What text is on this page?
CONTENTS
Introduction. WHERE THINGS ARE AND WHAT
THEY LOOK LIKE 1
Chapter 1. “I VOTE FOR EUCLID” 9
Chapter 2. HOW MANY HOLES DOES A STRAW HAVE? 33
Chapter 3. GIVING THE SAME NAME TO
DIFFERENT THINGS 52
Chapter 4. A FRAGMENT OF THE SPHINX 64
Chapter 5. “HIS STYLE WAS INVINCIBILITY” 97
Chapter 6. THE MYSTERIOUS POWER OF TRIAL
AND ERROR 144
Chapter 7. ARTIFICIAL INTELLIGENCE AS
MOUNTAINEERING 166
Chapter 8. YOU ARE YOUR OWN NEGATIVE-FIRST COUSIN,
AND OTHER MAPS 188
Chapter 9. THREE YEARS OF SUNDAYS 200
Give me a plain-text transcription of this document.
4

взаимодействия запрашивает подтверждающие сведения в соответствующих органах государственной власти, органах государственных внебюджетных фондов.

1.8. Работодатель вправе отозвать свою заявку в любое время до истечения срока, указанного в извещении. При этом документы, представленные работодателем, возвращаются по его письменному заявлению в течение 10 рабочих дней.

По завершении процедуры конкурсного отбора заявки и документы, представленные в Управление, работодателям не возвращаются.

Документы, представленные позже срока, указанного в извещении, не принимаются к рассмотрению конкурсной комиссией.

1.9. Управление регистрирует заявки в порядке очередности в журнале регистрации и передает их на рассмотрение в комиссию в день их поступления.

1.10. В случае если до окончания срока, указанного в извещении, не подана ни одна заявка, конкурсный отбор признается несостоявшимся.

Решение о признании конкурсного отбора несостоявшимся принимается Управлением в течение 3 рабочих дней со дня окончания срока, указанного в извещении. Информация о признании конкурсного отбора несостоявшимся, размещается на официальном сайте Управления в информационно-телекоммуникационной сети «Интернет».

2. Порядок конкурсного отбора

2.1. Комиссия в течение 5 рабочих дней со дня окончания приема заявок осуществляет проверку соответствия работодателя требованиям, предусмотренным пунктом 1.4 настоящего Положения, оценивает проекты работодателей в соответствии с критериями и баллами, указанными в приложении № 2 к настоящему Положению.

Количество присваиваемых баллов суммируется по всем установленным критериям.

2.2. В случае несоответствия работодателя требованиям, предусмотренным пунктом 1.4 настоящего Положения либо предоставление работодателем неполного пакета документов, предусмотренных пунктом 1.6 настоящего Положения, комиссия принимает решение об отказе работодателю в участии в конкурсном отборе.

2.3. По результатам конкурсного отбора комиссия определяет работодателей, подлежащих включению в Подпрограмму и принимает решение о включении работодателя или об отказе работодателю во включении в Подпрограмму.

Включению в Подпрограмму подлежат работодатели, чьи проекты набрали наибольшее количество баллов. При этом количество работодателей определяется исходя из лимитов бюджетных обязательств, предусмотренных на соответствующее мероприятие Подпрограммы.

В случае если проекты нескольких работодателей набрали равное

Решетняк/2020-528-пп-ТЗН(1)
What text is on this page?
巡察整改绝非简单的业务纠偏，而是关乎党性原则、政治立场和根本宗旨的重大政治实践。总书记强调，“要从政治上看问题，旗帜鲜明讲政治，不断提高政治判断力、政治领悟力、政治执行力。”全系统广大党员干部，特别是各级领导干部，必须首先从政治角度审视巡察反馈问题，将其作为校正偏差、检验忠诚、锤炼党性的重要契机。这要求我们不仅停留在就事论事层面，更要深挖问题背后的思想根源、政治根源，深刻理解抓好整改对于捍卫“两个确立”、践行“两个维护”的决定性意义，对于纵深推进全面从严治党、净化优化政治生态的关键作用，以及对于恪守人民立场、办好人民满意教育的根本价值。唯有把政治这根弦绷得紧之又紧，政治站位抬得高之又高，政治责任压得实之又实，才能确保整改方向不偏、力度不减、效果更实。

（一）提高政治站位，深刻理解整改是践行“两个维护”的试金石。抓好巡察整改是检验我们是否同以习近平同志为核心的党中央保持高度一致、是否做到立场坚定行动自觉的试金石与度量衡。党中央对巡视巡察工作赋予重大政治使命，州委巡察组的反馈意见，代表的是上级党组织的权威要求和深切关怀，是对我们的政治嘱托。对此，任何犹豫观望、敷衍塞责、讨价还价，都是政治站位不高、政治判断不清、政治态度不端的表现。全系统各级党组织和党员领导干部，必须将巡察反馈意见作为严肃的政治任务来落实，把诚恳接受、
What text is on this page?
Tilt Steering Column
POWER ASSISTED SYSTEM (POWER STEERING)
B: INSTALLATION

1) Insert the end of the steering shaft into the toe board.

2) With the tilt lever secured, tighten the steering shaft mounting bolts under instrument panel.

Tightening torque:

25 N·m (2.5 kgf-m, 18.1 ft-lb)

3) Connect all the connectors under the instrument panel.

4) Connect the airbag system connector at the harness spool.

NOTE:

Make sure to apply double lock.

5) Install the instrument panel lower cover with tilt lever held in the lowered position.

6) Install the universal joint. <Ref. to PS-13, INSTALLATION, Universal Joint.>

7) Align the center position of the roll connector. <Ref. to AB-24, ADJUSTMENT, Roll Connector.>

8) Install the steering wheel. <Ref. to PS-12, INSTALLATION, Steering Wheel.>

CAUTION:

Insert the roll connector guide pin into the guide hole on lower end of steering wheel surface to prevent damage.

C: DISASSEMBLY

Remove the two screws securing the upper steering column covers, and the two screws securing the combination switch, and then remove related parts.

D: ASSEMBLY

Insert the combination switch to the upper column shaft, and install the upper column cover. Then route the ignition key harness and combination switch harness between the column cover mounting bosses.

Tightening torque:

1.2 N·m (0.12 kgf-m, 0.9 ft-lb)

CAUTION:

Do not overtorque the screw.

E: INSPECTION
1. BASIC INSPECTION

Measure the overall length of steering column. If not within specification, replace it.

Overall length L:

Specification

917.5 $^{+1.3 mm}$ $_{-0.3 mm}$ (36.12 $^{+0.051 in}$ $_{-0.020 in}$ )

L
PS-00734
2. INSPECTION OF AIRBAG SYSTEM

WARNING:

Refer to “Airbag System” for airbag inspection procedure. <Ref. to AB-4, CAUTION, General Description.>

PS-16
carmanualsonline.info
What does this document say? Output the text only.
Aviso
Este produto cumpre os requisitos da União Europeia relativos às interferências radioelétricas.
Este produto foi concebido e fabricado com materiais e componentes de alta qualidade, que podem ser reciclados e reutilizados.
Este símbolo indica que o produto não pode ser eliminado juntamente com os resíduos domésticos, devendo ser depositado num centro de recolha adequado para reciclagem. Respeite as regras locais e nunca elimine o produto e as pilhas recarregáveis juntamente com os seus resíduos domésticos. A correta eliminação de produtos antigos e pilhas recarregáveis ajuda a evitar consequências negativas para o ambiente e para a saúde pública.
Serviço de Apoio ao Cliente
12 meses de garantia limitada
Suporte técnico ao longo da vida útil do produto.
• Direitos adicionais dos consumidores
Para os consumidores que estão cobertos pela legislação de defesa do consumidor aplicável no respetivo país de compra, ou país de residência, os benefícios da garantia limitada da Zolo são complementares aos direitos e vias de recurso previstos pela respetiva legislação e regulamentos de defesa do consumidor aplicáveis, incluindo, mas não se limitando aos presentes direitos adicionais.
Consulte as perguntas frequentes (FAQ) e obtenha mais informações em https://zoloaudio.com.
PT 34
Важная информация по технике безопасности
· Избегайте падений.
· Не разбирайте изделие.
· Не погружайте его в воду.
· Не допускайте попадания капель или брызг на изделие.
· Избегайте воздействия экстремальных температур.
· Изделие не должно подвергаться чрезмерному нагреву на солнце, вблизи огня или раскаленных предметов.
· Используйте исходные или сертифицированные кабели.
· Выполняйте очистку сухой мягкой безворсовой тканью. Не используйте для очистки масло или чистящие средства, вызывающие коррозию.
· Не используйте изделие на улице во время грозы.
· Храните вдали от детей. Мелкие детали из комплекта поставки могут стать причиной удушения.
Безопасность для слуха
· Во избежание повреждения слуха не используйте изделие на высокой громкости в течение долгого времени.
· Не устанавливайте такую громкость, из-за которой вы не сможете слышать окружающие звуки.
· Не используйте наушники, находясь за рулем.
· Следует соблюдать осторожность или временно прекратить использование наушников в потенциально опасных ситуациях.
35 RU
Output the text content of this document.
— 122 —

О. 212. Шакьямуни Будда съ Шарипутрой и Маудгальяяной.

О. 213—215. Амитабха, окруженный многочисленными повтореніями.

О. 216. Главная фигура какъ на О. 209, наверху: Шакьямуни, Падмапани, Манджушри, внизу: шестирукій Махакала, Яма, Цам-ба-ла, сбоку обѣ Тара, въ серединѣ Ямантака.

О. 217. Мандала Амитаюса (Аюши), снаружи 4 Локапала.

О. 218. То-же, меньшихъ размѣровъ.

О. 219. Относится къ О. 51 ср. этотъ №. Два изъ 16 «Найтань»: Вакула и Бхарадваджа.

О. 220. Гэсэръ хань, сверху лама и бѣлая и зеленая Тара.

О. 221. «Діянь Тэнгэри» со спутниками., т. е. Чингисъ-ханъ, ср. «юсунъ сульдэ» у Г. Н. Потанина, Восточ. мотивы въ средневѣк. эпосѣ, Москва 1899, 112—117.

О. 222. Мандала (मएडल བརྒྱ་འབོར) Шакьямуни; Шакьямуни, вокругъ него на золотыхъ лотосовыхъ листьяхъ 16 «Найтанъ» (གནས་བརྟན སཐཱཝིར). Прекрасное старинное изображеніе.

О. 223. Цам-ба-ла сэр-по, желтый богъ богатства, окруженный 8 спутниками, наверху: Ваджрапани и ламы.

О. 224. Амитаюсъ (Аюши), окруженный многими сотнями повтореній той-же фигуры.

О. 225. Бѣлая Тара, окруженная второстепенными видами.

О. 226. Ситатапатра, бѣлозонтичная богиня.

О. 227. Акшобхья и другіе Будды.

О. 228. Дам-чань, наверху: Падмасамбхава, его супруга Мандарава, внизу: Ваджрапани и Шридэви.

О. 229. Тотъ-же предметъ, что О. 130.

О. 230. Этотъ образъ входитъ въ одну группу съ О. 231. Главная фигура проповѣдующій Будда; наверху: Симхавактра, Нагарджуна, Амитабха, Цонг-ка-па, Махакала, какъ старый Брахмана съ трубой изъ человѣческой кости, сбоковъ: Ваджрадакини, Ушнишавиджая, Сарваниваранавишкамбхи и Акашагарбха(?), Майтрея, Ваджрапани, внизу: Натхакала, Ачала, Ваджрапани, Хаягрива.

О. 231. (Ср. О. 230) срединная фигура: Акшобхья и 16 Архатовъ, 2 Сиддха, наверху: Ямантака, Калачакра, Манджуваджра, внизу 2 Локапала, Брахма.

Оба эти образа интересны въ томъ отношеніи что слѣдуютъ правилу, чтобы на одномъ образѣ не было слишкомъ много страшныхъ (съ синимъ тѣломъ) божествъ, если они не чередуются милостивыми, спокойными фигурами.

_ _ _ _ _ _ _

▶ Problem requirements: Each line in the entries above that includes the string "document" should be extracted.

▶ Exercise solution:
Give me a plain-text transcription of this document.
What does this document say? Output the text only.
Output the text content of this document.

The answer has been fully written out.